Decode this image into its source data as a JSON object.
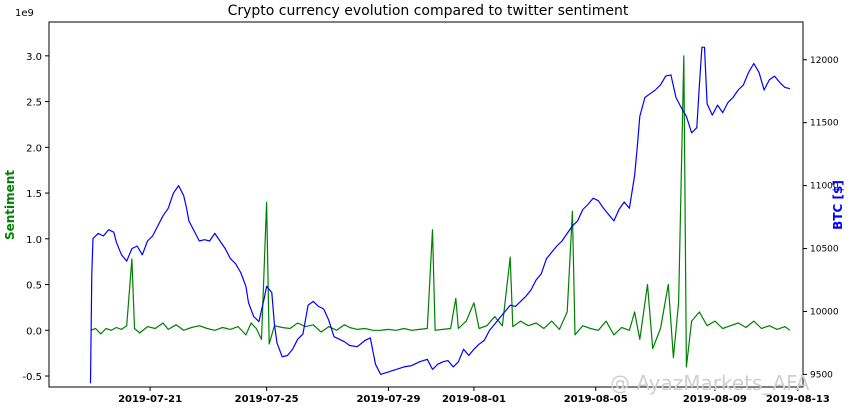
{
  "chart_data": {
    "type": "line",
    "title": "Crypto currency evolution compared to twitter sentiment",
    "xlabel": "",
    "x_ticks": [
      "2019-07-21",
      "2019-07-25",
      "2019-07-29",
      "2019-08-01",
      "2019-08-05",
      "2019-08-09",
      "2019-08-13"
    ],
    "y_left": {
      "label": "Sentiment",
      "multiplier_label": "1e9",
      "ticks": [
        "-0.5",
        "0.0",
        "0.5",
        "1.0",
        "1.5",
        "2.0",
        "2.5",
        "3.0"
      ],
      "range": [
        -0.62,
        3.37
      ],
      "color": "#008000"
    },
    "y_right": {
      "label": "BTC [$]",
      "ticks": [
        "9500",
        "10000",
        "10500",
        "11000",
        "11500",
        "12000"
      ],
      "range": [
        9400,
        12300
      ],
      "color": "#0000ff"
    },
    "x_range": [
      -1.6,
      27.5
    ],
    "series": [
      {
        "name": "BTC [$]",
        "axis": "right",
        "color": "#0000ff",
        "points": [
          [
            0.0,
            9430
          ],
          [
            0.05,
            10300
          ],
          [
            0.1,
            10580
          ],
          [
            0.3,
            10620
          ],
          [
            0.5,
            10600
          ],
          [
            0.7,
            10650
          ],
          [
            0.9,
            10630
          ],
          [
            1.0,
            10550
          ],
          [
            1.2,
            10450
          ],
          [
            1.4,
            10400
          ],
          [
            1.6,
            10500
          ],
          [
            1.8,
            10520
          ],
          [
            2.0,
            10450
          ],
          [
            2.2,
            10560
          ],
          [
            2.4,
            10600
          ],
          [
            2.6,
            10680
          ],
          [
            2.8,
            10760
          ],
          [
            3.0,
            10820
          ],
          [
            3.2,
            10940
          ],
          [
            3.4,
            11000
          ],
          [
            3.6,
            10920
          ],
          [
            3.7,
            10830
          ],
          [
            3.8,
            10720
          ],
          [
            3.9,
            10680
          ],
          [
            4.0,
            10640
          ],
          [
            4.2,
            10560
          ],
          [
            4.4,
            10570
          ],
          [
            4.6,
            10560
          ],
          [
            4.8,
            10620
          ],
          [
            5.0,
            10560
          ],
          [
            5.2,
            10500
          ],
          [
            5.4,
            10420
          ],
          [
            5.6,
            10380
          ],
          [
            5.8,
            10310
          ],
          [
            6.0,
            10200
          ],
          [
            6.1,
            10070
          ],
          [
            6.3,
            9960
          ],
          [
            6.5,
            9920
          ],
          [
            6.7,
            10100
          ],
          [
            6.8,
            10200
          ],
          [
            7.0,
            10150
          ],
          [
            7.1,
            9900
          ],
          [
            7.2,
            9750
          ],
          [
            7.4,
            9640
          ],
          [
            7.6,
            9650
          ],
          [
            7.8,
            9700
          ],
          [
            8.0,
            9780
          ],
          [
            8.2,
            9820
          ],
          [
            8.4,
            10050
          ],
          [
            8.6,
            10080
          ],
          [
            8.8,
            10040
          ],
          [
            9.0,
            10020
          ],
          [
            9.2,
            9930
          ],
          [
            9.4,
            9800
          ],
          [
            9.6,
            9780
          ],
          [
            9.8,
            9760
          ],
          [
            10.0,
            9730
          ],
          [
            10.3,
            9720
          ],
          [
            10.6,
            9770
          ],
          [
            10.8,
            9790
          ],
          [
            11.0,
            9580
          ],
          [
            11.2,
            9500
          ],
          [
            11.5,
            9520
          ],
          [
            11.8,
            9540
          ],
          [
            12.1,
            9560
          ],
          [
            12.4,
            9570
          ],
          [
            12.7,
            9600
          ],
          [
            13.0,
            9620
          ],
          [
            13.2,
            9540
          ],
          [
            13.4,
            9580
          ],
          [
            13.6,
            9600
          ],
          [
            13.8,
            9610
          ],
          [
            14.0,
            9560
          ],
          [
            14.2,
            9600
          ],
          [
            14.4,
            9700
          ],
          [
            14.6,
            9650
          ],
          [
            14.8,
            9700
          ],
          [
            15.0,
            9740
          ],
          [
            15.2,
            9770
          ],
          [
            15.4,
            9850
          ],
          [
            15.6,
            9900
          ],
          [
            15.8,
            9950
          ],
          [
            16.0,
            10000
          ],
          [
            16.2,
            10050
          ],
          [
            16.4,
            10040
          ],
          [
            16.6,
            10080
          ],
          [
            16.8,
            10120
          ],
          [
            17.0,
            10170
          ],
          [
            17.2,
            10250
          ],
          [
            17.4,
            10300
          ],
          [
            17.6,
            10420
          ],
          [
            17.8,
            10470
          ],
          [
            18.0,
            10520
          ],
          [
            18.2,
            10560
          ],
          [
            18.4,
            10620
          ],
          [
            18.6,
            10680
          ],
          [
            18.8,
            10720
          ],
          [
            19.0,
            10810
          ],
          [
            19.2,
            10850
          ],
          [
            19.4,
            10900
          ],
          [
            19.6,
            10880
          ],
          [
            19.8,
            10820
          ],
          [
            20.0,
            10770
          ],
          [
            20.2,
            10720
          ],
          [
            20.4,
            10810
          ],
          [
            20.6,
            10870
          ],
          [
            20.8,
            10820
          ],
          [
            21.0,
            11080
          ],
          [
            21.1,
            11300
          ],
          [
            21.2,
            11550
          ],
          [
            21.4,
            11700
          ],
          [
            21.6,
            11730
          ],
          [
            21.8,
            11760
          ],
          [
            22.0,
            11800
          ],
          [
            22.2,
            11870
          ],
          [
            22.4,
            11880
          ],
          [
            22.6,
            11700
          ],
          [
            22.8,
            11620
          ],
          [
            23.0,
            11550
          ],
          [
            23.2,
            11420
          ],
          [
            23.4,
            11460
          ],
          [
            23.5,
            11800
          ],
          [
            23.6,
            12100
          ],
          [
            23.7,
            12100
          ],
          [
            23.8,
            11650
          ],
          [
            24.0,
            11560
          ],
          [
            24.2,
            11640
          ],
          [
            24.4,
            11580
          ],
          [
            24.6,
            11660
          ],
          [
            24.8,
            11700
          ],
          [
            25.0,
            11760
          ],
          [
            25.2,
            11800
          ],
          [
            25.4,
            11900
          ],
          [
            25.6,
            11970
          ],
          [
            25.8,
            11900
          ],
          [
            26.0,
            11760
          ],
          [
            26.2,
            11840
          ],
          [
            26.4,
            11870
          ],
          [
            26.6,
            11820
          ],
          [
            26.8,
            11780
          ],
          [
            27.0,
            11770
          ]
        ]
      },
      {
        "name": "Sentiment",
        "axis": "left",
        "color": "#008000",
        "points": [
          [
            0.0,
            0.0
          ],
          [
            0.2,
            0.02
          ],
          [
            0.4,
            -0.04
          ],
          [
            0.6,
            0.02
          ],
          [
            0.8,
            0.0
          ],
          [
            1.0,
            0.03
          ],
          [
            1.2,
            0.01
          ],
          [
            1.4,
            0.05
          ],
          [
            1.6,
            0.78
          ],
          [
            1.7,
            0.02
          ],
          [
            1.9,
            -0.03
          ],
          [
            2.2,
            0.04
          ],
          [
            2.5,
            0.02
          ],
          [
            2.8,
            0.08
          ],
          [
            3.0,
            0.01
          ],
          [
            3.3,
            0.06
          ],
          [
            3.6,
            0.0
          ],
          [
            3.9,
            0.03
          ],
          [
            4.2,
            0.05
          ],
          [
            4.5,
            0.02
          ],
          [
            4.8,
            0.0
          ],
          [
            5.1,
            0.03
          ],
          [
            5.4,
            0.01
          ],
          [
            5.7,
            0.04
          ],
          [
            6.0,
            -0.05
          ],
          [
            6.2,
            0.08
          ],
          [
            6.4,
            0.02
          ],
          [
            6.6,
            -0.1
          ],
          [
            6.8,
            1.4
          ],
          [
            6.9,
            -0.15
          ],
          [
            7.1,
            0.05
          ],
          [
            7.4,
            0.03
          ],
          [
            7.7,
            0.02
          ],
          [
            8.0,
            0.08
          ],
          [
            8.3,
            0.04
          ],
          [
            8.6,
            0.06
          ],
          [
            8.9,
            -0.02
          ],
          [
            9.2,
            0.04
          ],
          [
            9.5,
            0.0
          ],
          [
            9.8,
            0.06
          ],
          [
            10.0,
            0.03
          ],
          [
            10.3,
            0.01
          ],
          [
            10.6,
            0.02
          ],
          [
            10.9,
            0.0
          ],
          [
            11.2,
            0.0
          ],
          [
            11.5,
            0.01
          ],
          [
            11.8,
            0.0
          ],
          [
            12.1,
            0.02
          ],
          [
            12.4,
            0.0
          ],
          [
            12.7,
            0.01
          ],
          [
            13.0,
            0.02
          ],
          [
            13.2,
            1.1
          ],
          [
            13.3,
            0.0
          ],
          [
            13.6,
            0.01
          ],
          [
            13.9,
            0.02
          ],
          [
            14.1,
            0.35
          ],
          [
            14.2,
            0.02
          ],
          [
            14.5,
            0.1
          ],
          [
            14.8,
            0.3
          ],
          [
            15.0,
            0.02
          ],
          [
            15.3,
            0.05
          ],
          [
            15.6,
            0.15
          ],
          [
            15.9,
            0.05
          ],
          [
            16.2,
            0.8
          ],
          [
            16.3,
            0.04
          ],
          [
            16.6,
            0.1
          ],
          [
            16.9,
            0.05
          ],
          [
            17.2,
            0.08
          ],
          [
            17.5,
            0.02
          ],
          [
            17.8,
            0.1
          ],
          [
            18.1,
            0.01
          ],
          [
            18.4,
            0.2
          ],
          [
            18.6,
            1.3
          ],
          [
            18.7,
            -0.05
          ],
          [
            19.0,
            0.05
          ],
          [
            19.3,
            0.02
          ],
          [
            19.6,
            0.0
          ],
          [
            19.9,
            0.1
          ],
          [
            20.2,
            -0.05
          ],
          [
            20.5,
            0.03
          ],
          [
            20.8,
            0.0
          ],
          [
            21.0,
            0.2
          ],
          [
            21.2,
            -0.1
          ],
          [
            21.5,
            0.5
          ],
          [
            21.7,
            -0.2
          ],
          [
            22.0,
            0.02
          ],
          [
            22.3,
            0.5
          ],
          [
            22.5,
            -0.3
          ],
          [
            22.7,
            0.3
          ],
          [
            22.9,
            3.0
          ],
          [
            23.0,
            -0.4
          ],
          [
            23.2,
            0.1
          ],
          [
            23.5,
            0.2
          ],
          [
            23.8,
            0.05
          ],
          [
            24.1,
            0.1
          ],
          [
            24.4,
            0.02
          ],
          [
            24.7,
            0.05
          ],
          [
            25.0,
            0.08
          ],
          [
            25.3,
            0.03
          ],
          [
            25.6,
            0.1
          ],
          [
            25.9,
            0.02
          ],
          [
            26.2,
            0.05
          ],
          [
            26.5,
            0.01
          ],
          [
            26.8,
            0.04
          ],
          [
            27.0,
            0.0
          ]
        ]
      }
    ],
    "watermark": "@ AyazMarkets_AFA"
  }
}
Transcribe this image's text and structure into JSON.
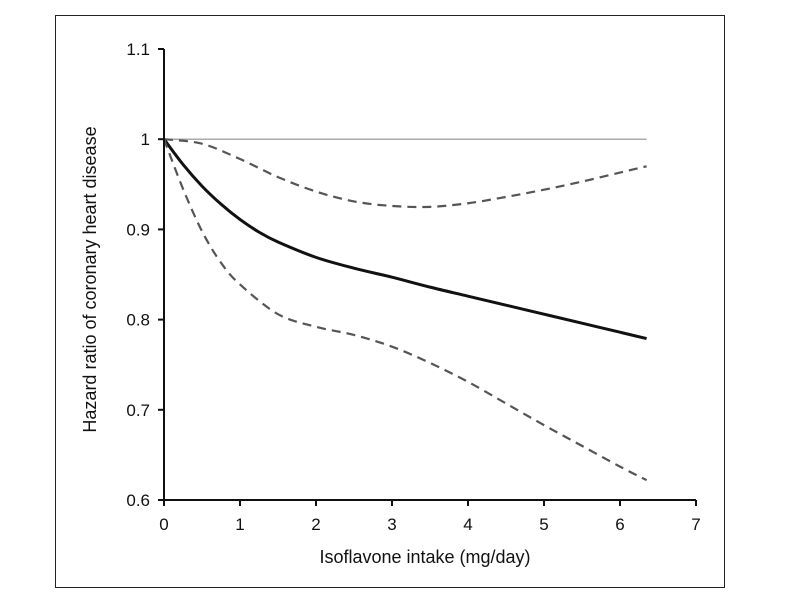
{
  "chart_data": {
    "type": "line",
    "title": "",
    "xlabel": "Isoflavone intake (mg/day)",
    "ylabel": "Hazard ratio of coronary heart disease",
    "xlim": [
      0,
      7
    ],
    "ylim": [
      0.6,
      1.1
    ],
    "x_ticks": [
      "0",
      "1",
      "2",
      "3",
      "4",
      "5",
      "6",
      "7"
    ],
    "y_ticks": [
      "0.6",
      "0.7",
      "0.8",
      "0.9",
      "1",
      "1.1"
    ],
    "grid": false,
    "legend": "none",
    "reference_line": {
      "y": 1,
      "color": "#aaaaaa"
    },
    "series": [
      {
        "style": "solid",
        "color": "#111111",
        "x": [
          0,
          0.25,
          0.5,
          0.75,
          1,
          1.25,
          1.5,
          2,
          2.5,
          3,
          3.5,
          4,
          4.5,
          5,
          5.5,
          6,
          6.35
        ],
        "y": [
          1.0,
          0.972,
          0.948,
          0.928,
          0.911,
          0.897,
          0.886,
          0.869,
          0.857,
          0.847,
          0.836,
          0.826,
          0.816,
          0.806,
          0.796,
          0.786,
          0.779
        ]
      },
      {
        "style": "dashed",
        "color": "#555555",
        "x": [
          0,
          0.5,
          1,
          1.5,
          2,
          2.5,
          3,
          3.5,
          4,
          4.5,
          5,
          5.5,
          6,
          6.35
        ],
        "y": [
          1.0,
          0.995,
          0.978,
          0.958,
          0.942,
          0.931,
          0.926,
          0.925,
          0.929,
          0.936,
          0.944,
          0.953,
          0.963,
          0.97
        ]
      },
      {
        "style": "dashed",
        "color": "#555555",
        "x": [
          0,
          0.25,
          0.5,
          0.75,
          1,
          1.5,
          2,
          2.5,
          3,
          3.5,
          4,
          4.5,
          5,
          5.5,
          6,
          6.35
        ],
        "y": [
          1.0,
          0.945,
          0.898,
          0.863,
          0.839,
          0.806,
          0.792,
          0.783,
          0.77,
          0.752,
          0.731,
          0.707,
          0.683,
          0.66,
          0.637,
          0.622
        ]
      }
    ]
  }
}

Problem to work on:
Copy out every line of the material above that mentions the word "color".

Solution to the problem:
      "color": "#008000"
      "color": "#0000ff"
        "color": "#0000ff",
        "color": "#008000",
      "color": "#aaaaaa"
        "color": "#111111",
        "color": "#555555",
        "color": "#555555",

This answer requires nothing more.